Exercise objective. Write out each record again exactly as it stands.

(Records from a data collection)
* Start *

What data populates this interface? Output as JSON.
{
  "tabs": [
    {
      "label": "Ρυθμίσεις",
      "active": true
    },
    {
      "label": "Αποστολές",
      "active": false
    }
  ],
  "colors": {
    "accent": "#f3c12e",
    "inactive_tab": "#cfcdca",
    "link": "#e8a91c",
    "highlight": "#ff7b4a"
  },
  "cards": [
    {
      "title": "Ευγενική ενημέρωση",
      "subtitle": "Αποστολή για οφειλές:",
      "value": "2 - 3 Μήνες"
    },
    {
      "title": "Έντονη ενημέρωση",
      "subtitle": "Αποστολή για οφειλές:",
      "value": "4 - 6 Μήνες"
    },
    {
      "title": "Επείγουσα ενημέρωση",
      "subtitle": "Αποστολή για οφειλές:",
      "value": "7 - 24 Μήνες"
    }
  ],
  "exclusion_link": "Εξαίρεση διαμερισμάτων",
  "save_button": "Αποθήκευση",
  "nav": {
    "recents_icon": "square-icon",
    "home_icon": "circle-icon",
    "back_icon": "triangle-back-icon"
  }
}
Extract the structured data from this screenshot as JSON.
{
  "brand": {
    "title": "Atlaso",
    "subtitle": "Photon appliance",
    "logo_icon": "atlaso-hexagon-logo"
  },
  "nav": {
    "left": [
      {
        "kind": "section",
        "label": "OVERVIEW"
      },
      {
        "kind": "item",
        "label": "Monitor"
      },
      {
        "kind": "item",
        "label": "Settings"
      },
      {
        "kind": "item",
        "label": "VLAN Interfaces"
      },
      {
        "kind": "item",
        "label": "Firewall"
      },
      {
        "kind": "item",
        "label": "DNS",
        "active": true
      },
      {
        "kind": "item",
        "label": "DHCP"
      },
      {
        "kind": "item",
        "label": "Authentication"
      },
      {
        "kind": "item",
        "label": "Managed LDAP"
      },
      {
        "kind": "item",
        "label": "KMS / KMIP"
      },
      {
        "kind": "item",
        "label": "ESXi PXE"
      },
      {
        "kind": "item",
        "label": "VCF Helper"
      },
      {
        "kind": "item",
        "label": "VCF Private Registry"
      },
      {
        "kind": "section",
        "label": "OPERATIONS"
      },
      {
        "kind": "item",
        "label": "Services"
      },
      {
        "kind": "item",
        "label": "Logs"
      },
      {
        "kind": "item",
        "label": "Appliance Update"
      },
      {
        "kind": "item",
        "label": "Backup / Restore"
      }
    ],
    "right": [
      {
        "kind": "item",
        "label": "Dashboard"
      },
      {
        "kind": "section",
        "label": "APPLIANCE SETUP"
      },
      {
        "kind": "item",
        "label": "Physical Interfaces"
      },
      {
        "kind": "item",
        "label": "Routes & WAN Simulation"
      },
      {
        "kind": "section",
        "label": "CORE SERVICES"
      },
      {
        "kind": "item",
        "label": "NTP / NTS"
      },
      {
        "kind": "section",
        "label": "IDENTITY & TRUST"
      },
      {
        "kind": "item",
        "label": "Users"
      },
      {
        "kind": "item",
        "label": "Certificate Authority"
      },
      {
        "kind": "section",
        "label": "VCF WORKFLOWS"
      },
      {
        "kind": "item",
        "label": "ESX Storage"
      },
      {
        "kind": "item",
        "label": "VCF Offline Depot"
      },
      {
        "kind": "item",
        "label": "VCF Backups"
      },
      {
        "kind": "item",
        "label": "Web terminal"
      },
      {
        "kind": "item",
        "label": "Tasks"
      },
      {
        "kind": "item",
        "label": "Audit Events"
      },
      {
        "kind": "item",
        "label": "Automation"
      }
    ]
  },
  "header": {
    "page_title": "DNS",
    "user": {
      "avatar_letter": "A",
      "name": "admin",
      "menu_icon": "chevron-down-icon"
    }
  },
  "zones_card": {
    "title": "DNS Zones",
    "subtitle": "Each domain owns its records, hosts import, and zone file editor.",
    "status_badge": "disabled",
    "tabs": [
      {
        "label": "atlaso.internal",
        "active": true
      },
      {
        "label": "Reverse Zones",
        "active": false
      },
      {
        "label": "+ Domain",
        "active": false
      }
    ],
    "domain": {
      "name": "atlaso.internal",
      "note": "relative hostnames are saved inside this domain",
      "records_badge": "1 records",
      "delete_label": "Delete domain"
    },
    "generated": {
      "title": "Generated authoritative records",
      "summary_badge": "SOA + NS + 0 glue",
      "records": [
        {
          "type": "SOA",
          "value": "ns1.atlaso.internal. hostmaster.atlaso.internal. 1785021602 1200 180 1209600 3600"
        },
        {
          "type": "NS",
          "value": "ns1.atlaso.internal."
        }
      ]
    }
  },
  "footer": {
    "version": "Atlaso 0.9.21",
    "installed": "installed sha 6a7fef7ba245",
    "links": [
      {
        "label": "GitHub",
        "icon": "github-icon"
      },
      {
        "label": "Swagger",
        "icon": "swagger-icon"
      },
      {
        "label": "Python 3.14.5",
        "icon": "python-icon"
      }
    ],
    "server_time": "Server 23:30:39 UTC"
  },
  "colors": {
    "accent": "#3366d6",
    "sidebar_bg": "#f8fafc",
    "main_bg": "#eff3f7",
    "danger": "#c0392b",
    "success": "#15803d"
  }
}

* End *

Written reply.
What data populates this interface? Output as JSON.
{
  "tabs": [
    {
      "label": "Ρυθμίσεις",
      "active": true
    },
    {
      "label": "Αποστολές",
      "active": false
    }
  ],
  "colors": {
    "accent": "#f3c12e",
    "inactive_tab": "#cfcdca",
    "link": "#e8a91c",
    "highlight": "#ff7b4a"
  },
  "cards": [
    {
      "title": "Ευγενική ενημέρωση",
      "subtitle": "Αποστολή για οφειλές:",
      "value": "2 - 3 Μήνες"
    },
    {
      "title": "Έντονη ενημέρωση",
      "subtitle": "Αποστολή για οφειλές:",
      "value": "4 - 6 Μήνες"
    },
    {
      "title": "Επείγουσα ενημέρωση",
      "subtitle": "Αποστολή για οφειλές:",
      "value": "7 - 24 Μήνες"
    }
  ],
  "exclusion_link": "Εξαίρεση διαμερισμάτων",
  "save_button": "Αποθήκευση",
  "nav": {
    "recents_icon": "square-icon",
    "home_icon": "circle-icon",
    "back_icon": "triangle-back-icon"
  }
}
Extract the structured data from this screenshot as JSON.
{
  "brand": {
    "title": "Atlaso",
    "subtitle": "Photon appliance",
    "logo_icon": "atlaso-hexagon-logo"
  },
  "nav": {
    "left": [
      {
        "kind": "section",
        "label": "OVERVIEW"
      },
      {
        "kind": "item",
        "label": "Monitor"
      },
      {
        "kind": "item",
        "label": "Settings"
      },
      {
        "kind": "item",
        "label": "VLAN Interfaces"
      },
      {
        "kind": "item",
        "label": "Firewall"
      },
      {
        "kind": "item",
        "label": "DNS",
        "active": true
      },
      {
        "kind": "item",
        "label": "DHCP"
      },
      {
        "kind": "item",
        "label": "Authentication"
      },
      {
        "kind": "item",
        "label": "Managed LDAP"
      },
      {
        "kind": "item",
        "label": "KMS / KMIP"
      },
      {
        "kind": "item",
        "label": "ESXi PXE"
      },
      {
        "kind": "item",
        "label": "VCF Helper"
      },
      {
        "kind": "item",
        "label": "VCF Private Registry"
      },
      {
        "kind": "section",
        "label": "OPERATIONS"
      },
      {
        "kind": "item",
        "label": "Services"
      },
      {
        "kind": "item",
        "label": "Logs"
      },
      {
        "kind": "item",
        "label": "Appliance Update"
      },
      {
        "kind": "item",
        "label": "Backup / Restore"
      }
    ],
    "right": [
      {
        "kind": "item",
        "label": "Dashboard"
      },
      {
        "kind": "section",
        "label": "APPLIANCE SETUP"
      },
      {
        "kind": "item",
        "label": "Physical Interfaces"
      },
      {
        "kind": "item",
        "label": "Routes & WAN Simulation"
      },
      {
        "kind": "section",
        "label": "CORE SERVICES"
      },
      {
        "kind": "item",
        "label": "NTP / NTS"
      },
      {
        "kind": "section",
        "label": "IDENTITY & TRUST"
      },
      {
        "kind": "item",
        "label": "Users"
      },
      {
        "kind": "item",
        "label": "Certificate Authority"
      },
      {
        "kind": "section",
        "label": "VCF WORKFLOWS"
      },
      {
        "kind": "item",
        "label": "ESX Storage"
      },
      {
        "kind": "item",
        "label": "VCF Offline Depot"
      },
      {
        "kind": "item",
        "label": "VCF Backups"
      },
      {
        "kind": "item",
        "label": "Web terminal"
      },
      {
        "kind": "item",
        "label": "Tasks"
      },
      {
        "kind": "item",
        "label": "Audit Events"
      },
      {
        "kind": "item",
        "label": "Automation"
      }
    ]
  },
  "header": {
    "page_title": "DNS",
    "user": {
      "avatar_letter": "A",
      "name": "admin",
      "menu_icon": "chevron-down-icon"
    }
  },
  "zones_card": {
    "title": "DNS Zones",
    "subtitle": "Each domain owns its records, hosts import, and zone file editor.",
    "status_badge": "disabled",
    "tabs": [
      {
        "label": "atlaso.internal",
        "active": true
      },
      {
        "label": "Reverse Zones",
        "active": false
      },
      {
        "label": "+ Domain",
        "active": false
      }
    ],
    "domain": {
      "name": "atlaso.internal",
      "note": "relative hostnames are saved inside this domain",
      "records_badge": "1 records",
      "delete_label": "Delete domain"
    },
    "generated": {
      "title": "Generated authoritative records",
      "summary_badge": "SOA + NS + 0 glue",
      "records": [
        {
          "type": "SOA",
          "value": "ns1.atlaso.internal. hostmaster.atlaso.internal. 1785021602 1200 180 1209600 3600"
        },
        {
          "type": "NS",
          "value": "ns1.atlaso.internal."
        }
      ]
    }
  },
  "footer": {
    "version": "Atlaso 0.9.21",
    "installed": "installed sha 6a7fef7ba245",
    "links": [
      {
        "label": "GitHub",
        "icon": "github-icon"
      },
      {
        "label": "Swagger",
        "icon": "swagger-icon"
      },
      {
        "label": "Python 3.14.5",
        "icon": "python-icon"
      }
    ],
    "server_time": "Server 23:30:39 UTC"
  },
  "colors": {
    "accent": "#3366d6",
    "sidebar_bg": "#f8fafc",
    "main_bg": "#eff3f7",
    "danger": "#c0392b",
    "success": "#15803d"
  }
}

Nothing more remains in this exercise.